- Task:
Extract the records below word for word and ignore the images.

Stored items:
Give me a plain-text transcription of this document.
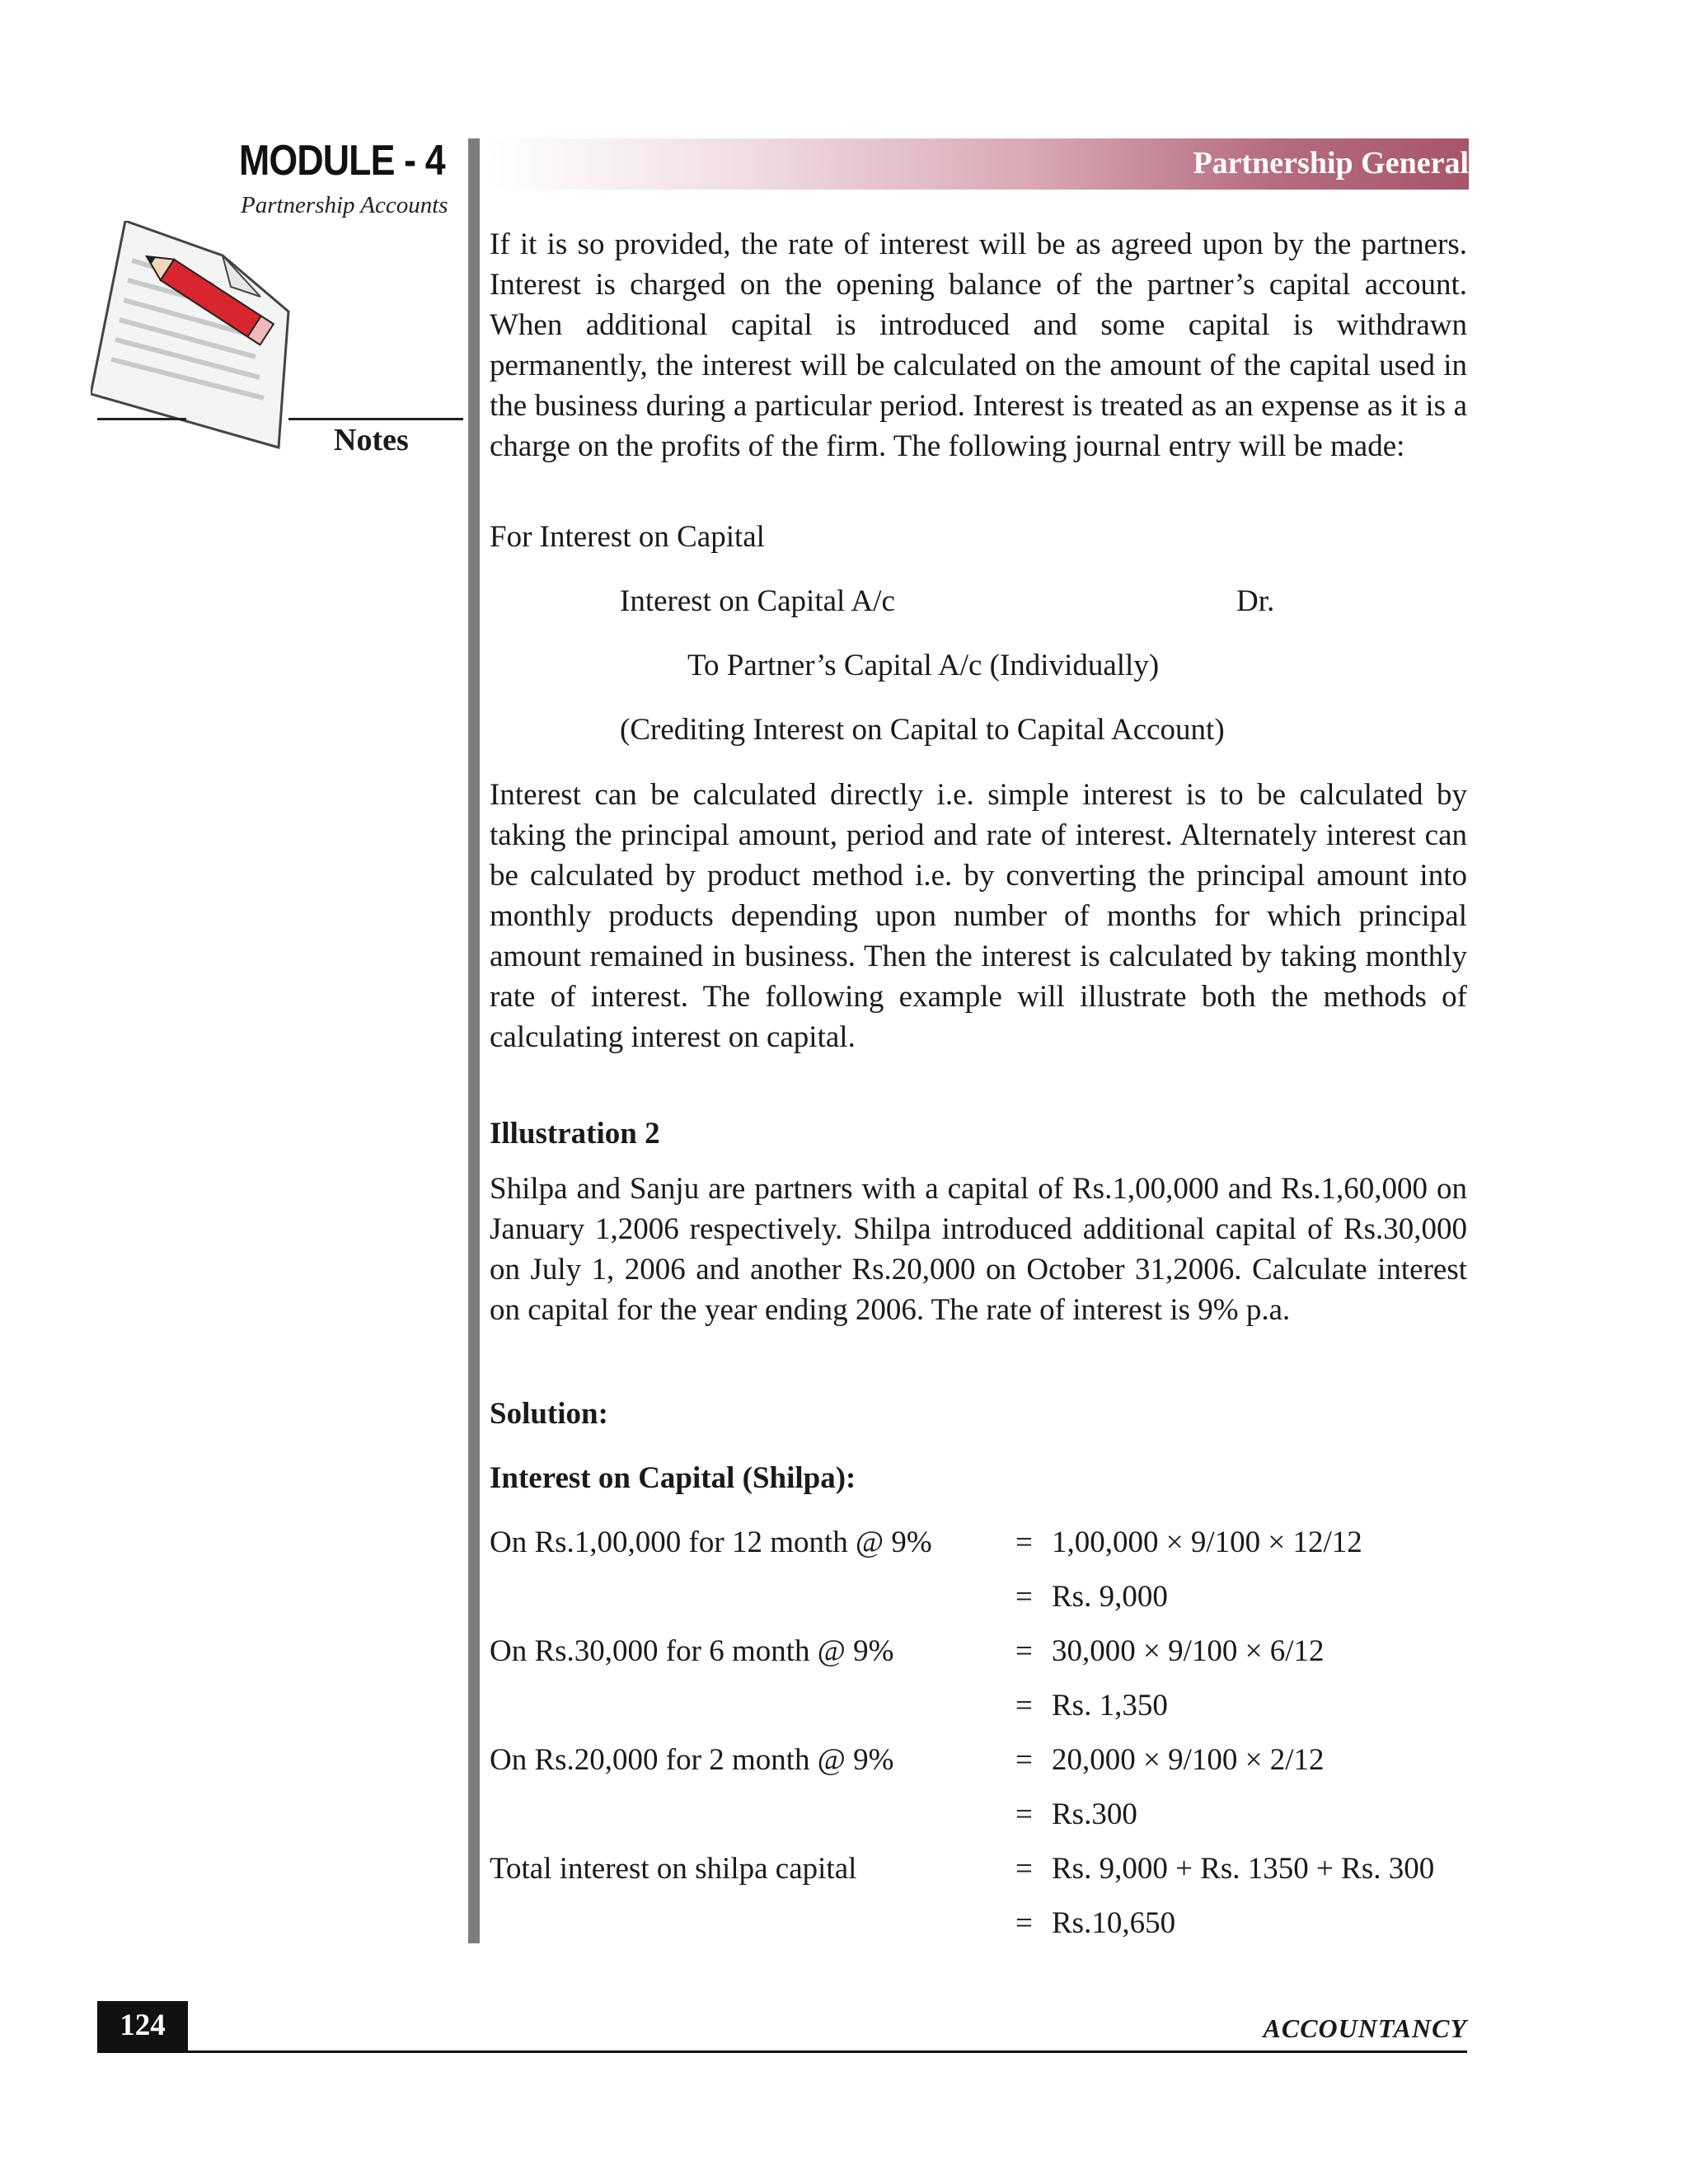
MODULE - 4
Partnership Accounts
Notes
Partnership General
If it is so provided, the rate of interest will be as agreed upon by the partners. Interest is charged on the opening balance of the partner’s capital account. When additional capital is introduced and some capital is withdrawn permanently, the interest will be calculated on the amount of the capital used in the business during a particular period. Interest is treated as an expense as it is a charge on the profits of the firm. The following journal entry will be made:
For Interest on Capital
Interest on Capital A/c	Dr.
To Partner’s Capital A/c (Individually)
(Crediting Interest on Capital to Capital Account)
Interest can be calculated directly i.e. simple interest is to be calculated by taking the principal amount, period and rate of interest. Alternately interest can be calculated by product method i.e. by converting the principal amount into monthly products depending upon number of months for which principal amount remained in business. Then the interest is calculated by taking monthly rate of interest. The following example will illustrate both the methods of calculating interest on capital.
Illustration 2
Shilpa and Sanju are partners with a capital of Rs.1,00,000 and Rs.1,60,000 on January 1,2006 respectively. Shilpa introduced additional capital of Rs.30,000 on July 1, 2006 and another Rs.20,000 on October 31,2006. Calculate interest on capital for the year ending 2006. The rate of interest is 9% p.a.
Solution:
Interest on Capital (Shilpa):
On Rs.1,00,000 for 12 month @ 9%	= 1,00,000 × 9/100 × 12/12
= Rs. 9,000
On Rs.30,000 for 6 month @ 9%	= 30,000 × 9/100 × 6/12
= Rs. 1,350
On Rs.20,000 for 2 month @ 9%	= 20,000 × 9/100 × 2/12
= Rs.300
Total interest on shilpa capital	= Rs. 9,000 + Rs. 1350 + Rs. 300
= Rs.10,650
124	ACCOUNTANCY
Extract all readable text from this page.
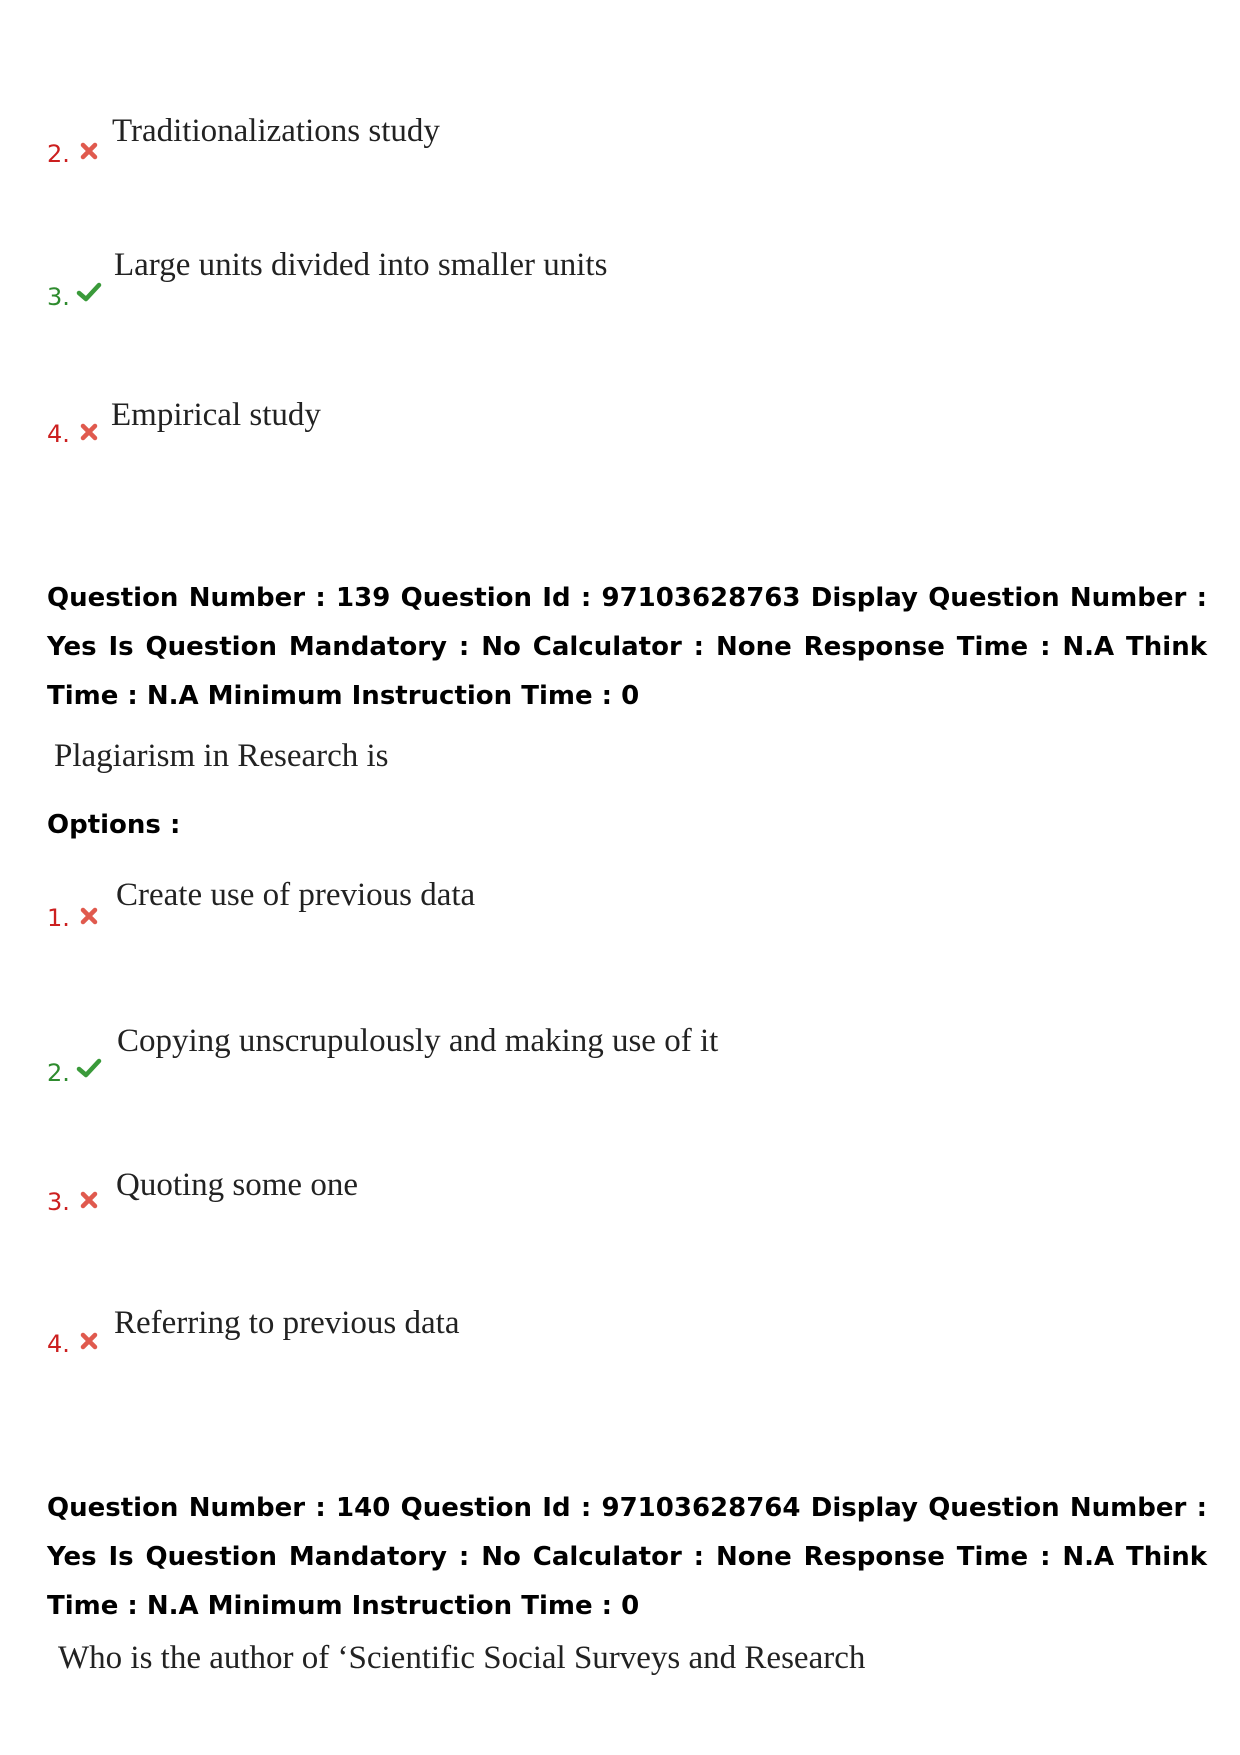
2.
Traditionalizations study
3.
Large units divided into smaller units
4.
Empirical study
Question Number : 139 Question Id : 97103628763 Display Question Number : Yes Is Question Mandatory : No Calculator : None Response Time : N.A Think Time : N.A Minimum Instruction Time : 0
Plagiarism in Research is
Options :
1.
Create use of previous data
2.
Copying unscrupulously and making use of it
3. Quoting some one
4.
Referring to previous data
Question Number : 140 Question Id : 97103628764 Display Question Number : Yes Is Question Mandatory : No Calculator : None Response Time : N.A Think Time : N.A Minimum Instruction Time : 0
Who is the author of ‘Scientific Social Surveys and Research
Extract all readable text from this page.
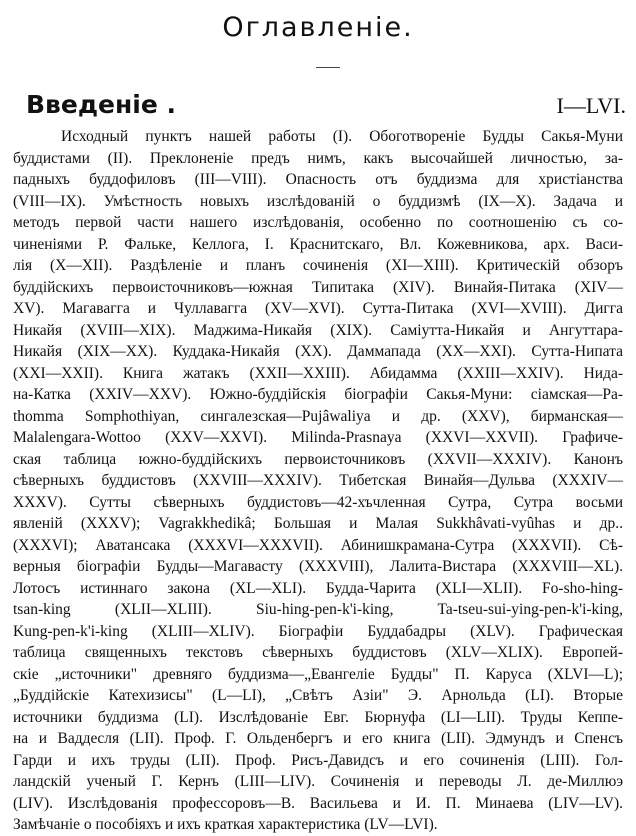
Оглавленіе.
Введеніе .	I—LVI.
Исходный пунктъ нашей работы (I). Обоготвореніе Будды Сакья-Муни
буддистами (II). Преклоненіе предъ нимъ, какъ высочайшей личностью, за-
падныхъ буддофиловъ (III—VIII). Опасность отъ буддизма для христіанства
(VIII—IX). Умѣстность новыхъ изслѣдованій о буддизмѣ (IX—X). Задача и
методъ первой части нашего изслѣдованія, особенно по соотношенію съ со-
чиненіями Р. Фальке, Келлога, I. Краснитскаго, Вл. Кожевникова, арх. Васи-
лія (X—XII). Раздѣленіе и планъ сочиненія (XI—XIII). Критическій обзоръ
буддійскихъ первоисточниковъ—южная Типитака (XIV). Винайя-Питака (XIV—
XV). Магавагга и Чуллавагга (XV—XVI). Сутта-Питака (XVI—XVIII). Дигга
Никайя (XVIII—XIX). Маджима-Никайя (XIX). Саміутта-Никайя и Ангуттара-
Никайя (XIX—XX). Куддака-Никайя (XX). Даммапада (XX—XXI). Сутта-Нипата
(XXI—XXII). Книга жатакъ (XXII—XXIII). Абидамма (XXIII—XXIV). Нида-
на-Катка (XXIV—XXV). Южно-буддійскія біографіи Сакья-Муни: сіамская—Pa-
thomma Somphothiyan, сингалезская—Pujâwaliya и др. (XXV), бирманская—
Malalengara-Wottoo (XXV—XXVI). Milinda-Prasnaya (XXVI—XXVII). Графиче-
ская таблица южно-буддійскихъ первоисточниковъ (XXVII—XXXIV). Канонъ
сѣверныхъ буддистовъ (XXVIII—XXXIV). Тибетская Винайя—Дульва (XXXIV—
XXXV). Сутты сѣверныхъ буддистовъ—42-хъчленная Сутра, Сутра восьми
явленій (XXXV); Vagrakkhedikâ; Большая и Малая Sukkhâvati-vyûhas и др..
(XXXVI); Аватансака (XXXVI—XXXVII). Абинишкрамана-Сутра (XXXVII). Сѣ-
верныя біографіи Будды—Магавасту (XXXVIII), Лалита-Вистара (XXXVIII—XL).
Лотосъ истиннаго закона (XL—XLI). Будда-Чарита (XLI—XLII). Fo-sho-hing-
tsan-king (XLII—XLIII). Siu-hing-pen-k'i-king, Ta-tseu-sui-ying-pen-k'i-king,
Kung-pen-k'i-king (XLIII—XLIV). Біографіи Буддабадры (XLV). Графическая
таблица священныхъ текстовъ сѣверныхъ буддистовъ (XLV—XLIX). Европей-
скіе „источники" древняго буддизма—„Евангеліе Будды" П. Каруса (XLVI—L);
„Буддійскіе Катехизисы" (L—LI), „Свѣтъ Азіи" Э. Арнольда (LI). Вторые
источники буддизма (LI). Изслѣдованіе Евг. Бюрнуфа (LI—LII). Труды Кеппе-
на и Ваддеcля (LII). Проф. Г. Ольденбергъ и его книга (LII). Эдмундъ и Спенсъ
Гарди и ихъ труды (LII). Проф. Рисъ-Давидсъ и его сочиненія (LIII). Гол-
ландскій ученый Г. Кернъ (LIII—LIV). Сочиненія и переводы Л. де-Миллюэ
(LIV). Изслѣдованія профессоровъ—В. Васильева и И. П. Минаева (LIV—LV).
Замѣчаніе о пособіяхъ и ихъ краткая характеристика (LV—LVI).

- Solution to the problem:
Give me a plain-text transcription of this document.
MODULE - 4
Partnership Accounts
Notes
Partnership General
If it is so provided, the rate of interest will be as agreed upon by the partners. Interest is charged on the opening balance of the partner’s capital account. When additional capital is introduced and some capital is withdrawn permanently, the interest will be calculated on the amount of the capital used in the business during a particular period. Interest is treated as an expense as it is a charge on the profits of the firm. The following journal entry will be made:
For Interest on Capital
Interest on Capital A/c	Dr.
To Partner’s Capital A/c (Individually)
(Crediting Interest on Capital to Capital Account)
Interest can be calculated directly i.e. simple interest is to be calculated by taking the principal amount, period and rate of interest. Alternately interest can be calculated by product method i.e. by converting the principal amount into monthly products depending upon number of months for which principal amount remained in business. Then the interest is calculated by taking monthly rate of interest. The following example will illustrate both the methods of calculating interest on capital.
Illustration 2
Shilpa and Sanju are partners with a capital of Rs.1,00,000 and Rs.1,60,000 on January 1,2006 respectively. Shilpa introduced additional capital of Rs.30,000 on July 1, 2006 and another Rs.20,000 on October 31,2006. Calculate interest on capital for the year ending 2006. The rate of interest is 9% p.a.
Solution:
Interest on Capital (Shilpa):
On Rs.1,00,000 for 12 month @ 9%	= 1,00,000 × 9/100 × 12/12
= Rs. 9,000
On Rs.30,000 for 6 month @ 9%	= 30,000 × 9/100 × 6/12
= Rs. 1,350
On Rs.20,000 for 2 month @ 9%	= 20,000 × 9/100 × 2/12
= Rs.300
Total interest on shilpa capital	= Rs. 9,000 + Rs. 1350 + Rs. 300
= Rs.10,650
124	ACCOUNTANCY
Extract all readable text from this page.
2.
Traditionalizations study
3.
Large units divided into smaller units
4.
Empirical study
Question Number : 139 Question Id : 97103628763 Display Question Number : Yes Is Question Mandatory : No Calculator : None Response Time : N.A Think Time : N.A Minimum Instruction Time : 0
Plagiarism in Research is
Options :
1.
Create use of previous data
2.
Copying unscrupulously and making use of it
3. Quoting some one
4.
Referring to previous data
Question Number : 140 Question Id : 97103628764 Display Question Number : Yes Is Question Mandatory : No Calculator : None Response Time : N.A Think Time : N.A Minimum Instruction Time : 0
Who is the author of ‘Scientific Social Surveys and Research
Extract all readable text from this page.
Оглавленіе.
Введеніе .	I—LVI.
Исходный пунктъ нашей работы (I). Обоготвореніе Будды Сакья-Муни
буддистами (II). Преклоненіе предъ нимъ, какъ высочайшей личностью, за-
падныхъ буддофиловъ (III—VIII). Опасность отъ буддизма для христіанства
(VIII—IX). Умѣстность новыхъ изслѣдованій о буддизмѣ (IX—X). Задача и
методъ первой части нашего изслѣдованія, особенно по соотношенію съ со-
чиненіями Р. Фальке, Келлога, I. Краснитскаго, Вл. Кожевникова, арх. Васи-
лія (X—XII). Раздѣленіе и планъ сочиненія (XI—XIII). Критическій обзоръ
буддійскихъ первоисточниковъ—южная Типитака (XIV). Винайя-Питака (XIV—
XV). Магавагга и Чуллавагга (XV—XVI). Сутта-Питака (XVI—XVIII). Дигга
Никайя (XVIII—XIX). Маджима-Никайя (XIX). Саміутта-Никайя и Ангуттара-
Никайя (XIX—XX). Куддака-Никайя (XX). Даммапада (XX—XXI). Сутта-Нипата
(XXI—XXII). Книга жатакъ (XXII—XXIII). Абидамма (XXIII—XXIV). Нида-
на-Катка (XXIV—XXV). Южно-буддійскія біографіи Сакья-Муни: сіамская—Pa-
thomma Somphothiyan, сингалезская—Pujâwaliya и др. (XXV), бирманская—
Malalengara-Wottoo (XXV—XXVI). Milinda-Prasnaya (XXVI—XXVII). Графиче-
ская таблица южно-буддійскихъ первоисточниковъ (XXVII—XXXIV). Канонъ
сѣверныхъ буддистовъ (XXVIII—XXXIV). Тибетская Винайя—Дульва (XXXIV—
XXXV). Сутты сѣверныхъ буддистовъ—42-хъчленная Сутра, Сутра восьми
явленій (XXXV); Vagrakkhedikâ; Большая и Малая Sukkhâvati-vyûhas и др..
(XXXVI); Аватансака (XXXVI—XXXVII). Абинишкрамана-Сутра (XXXVII). Сѣ-
верныя біографіи Будды—Магавасту (XXXVIII), Лалита-Вистара (XXXVIII—XL).
Лотосъ истиннаго закона (XL—XLI). Будда-Чарита (XLI—XLII). Fo-sho-hing-
tsan-king (XLII—XLIII). Siu-hing-pen-k'i-king, Ta-tseu-sui-ying-pen-k'i-king,
Kung-pen-k'i-king (XLIII—XLIV). Біографіи Буддабадры (XLV). Графическая
таблица священныхъ текстовъ сѣверныхъ буддистовъ (XLV—XLIX). Европей-
скіе „источники" древняго буддизма—„Евангеліе Будды" П. Каруса (XLVI—L);
„Буддійскіе Катехизисы" (L—LI), „Свѣтъ Азіи" Э. Арнольда (LI). Вторые
источники буддизма (LI). Изслѣдованіе Евг. Бюрнуфа (LI—LII). Труды Кеппе-
на и Ваддеcля (LII). Проф. Г. Ольденбергъ и его книга (LII). Эдмундъ и Спенсъ
Гарди и ихъ труды (LII). Проф. Рисъ-Давидсъ и его сочиненія (LIII). Гол-
ландскій ученый Г. Кернъ (LIII—LIV). Сочиненія и переводы Л. де-Миллюэ
(LIV). Изслѣдованія профессоровъ—В. Васильева и И. П. Минаева (LIV—LV).
Замѣчаніе о пособіяхъ и ихъ краткая характеристика (LV—LVI).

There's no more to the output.